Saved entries

begin

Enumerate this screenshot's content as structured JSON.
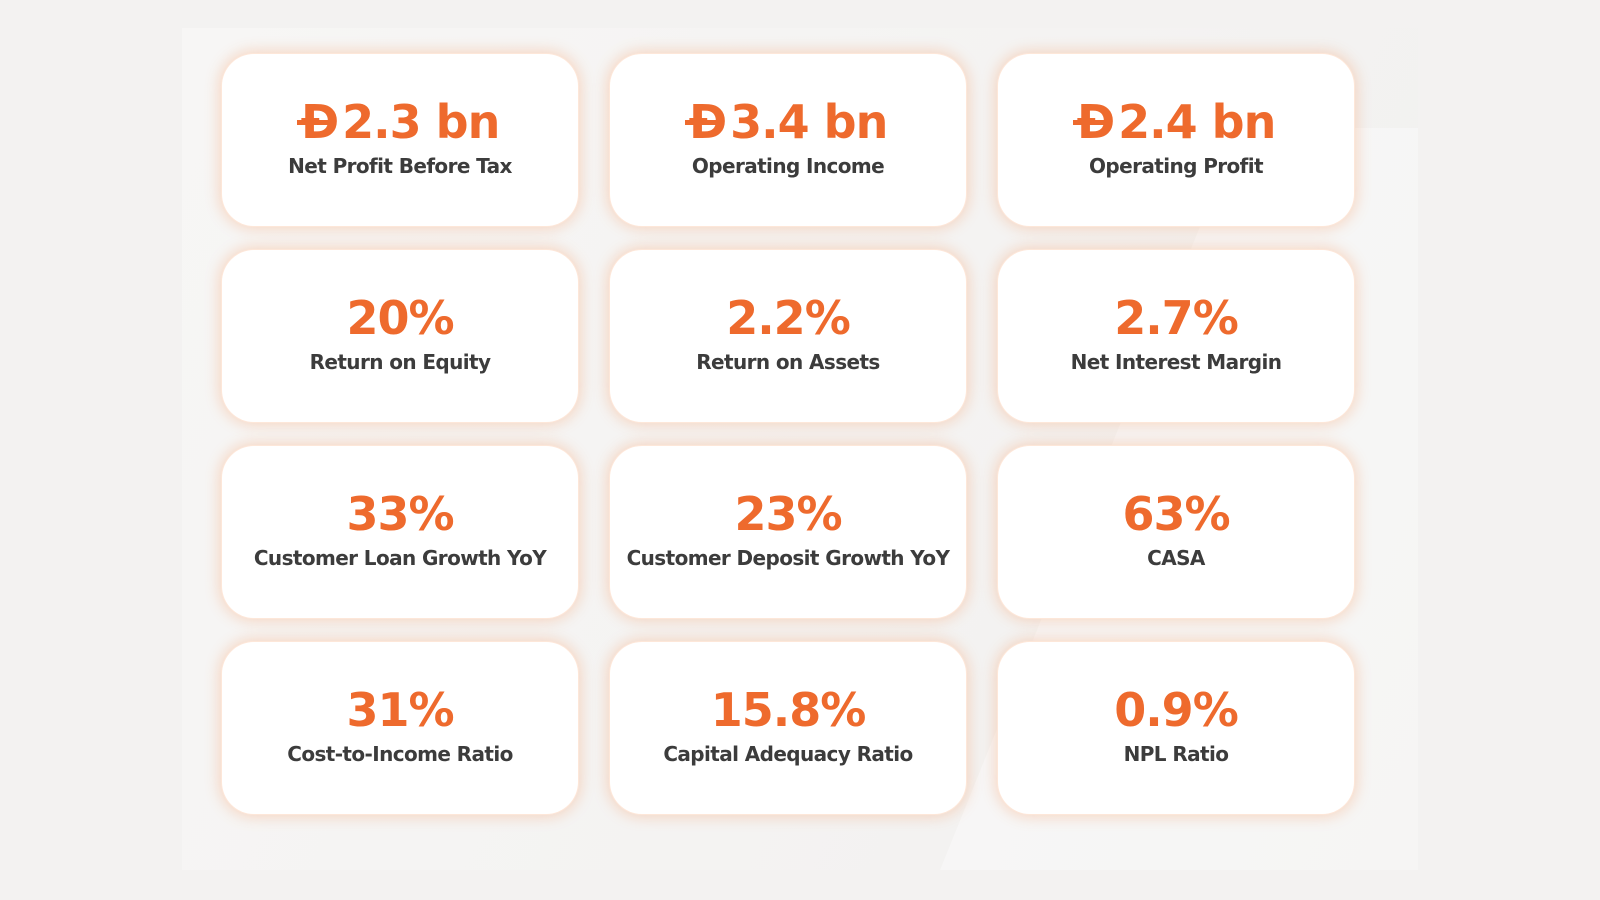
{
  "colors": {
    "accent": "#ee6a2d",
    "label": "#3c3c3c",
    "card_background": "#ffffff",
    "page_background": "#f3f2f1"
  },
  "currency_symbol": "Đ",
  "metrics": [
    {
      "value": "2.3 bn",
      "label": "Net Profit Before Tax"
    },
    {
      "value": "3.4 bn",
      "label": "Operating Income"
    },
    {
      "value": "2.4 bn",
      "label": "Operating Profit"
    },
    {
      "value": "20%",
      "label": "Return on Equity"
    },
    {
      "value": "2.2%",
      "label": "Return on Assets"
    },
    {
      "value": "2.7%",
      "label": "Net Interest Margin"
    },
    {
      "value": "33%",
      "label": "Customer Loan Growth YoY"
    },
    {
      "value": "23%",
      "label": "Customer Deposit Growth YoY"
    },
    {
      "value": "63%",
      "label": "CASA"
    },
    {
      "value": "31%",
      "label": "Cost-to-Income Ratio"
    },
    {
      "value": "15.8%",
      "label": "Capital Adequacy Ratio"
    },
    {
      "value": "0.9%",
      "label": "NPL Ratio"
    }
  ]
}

end

• **Instruction**: For the data above, state only how many lines include the word "Customer".

• **Exercise output**: 2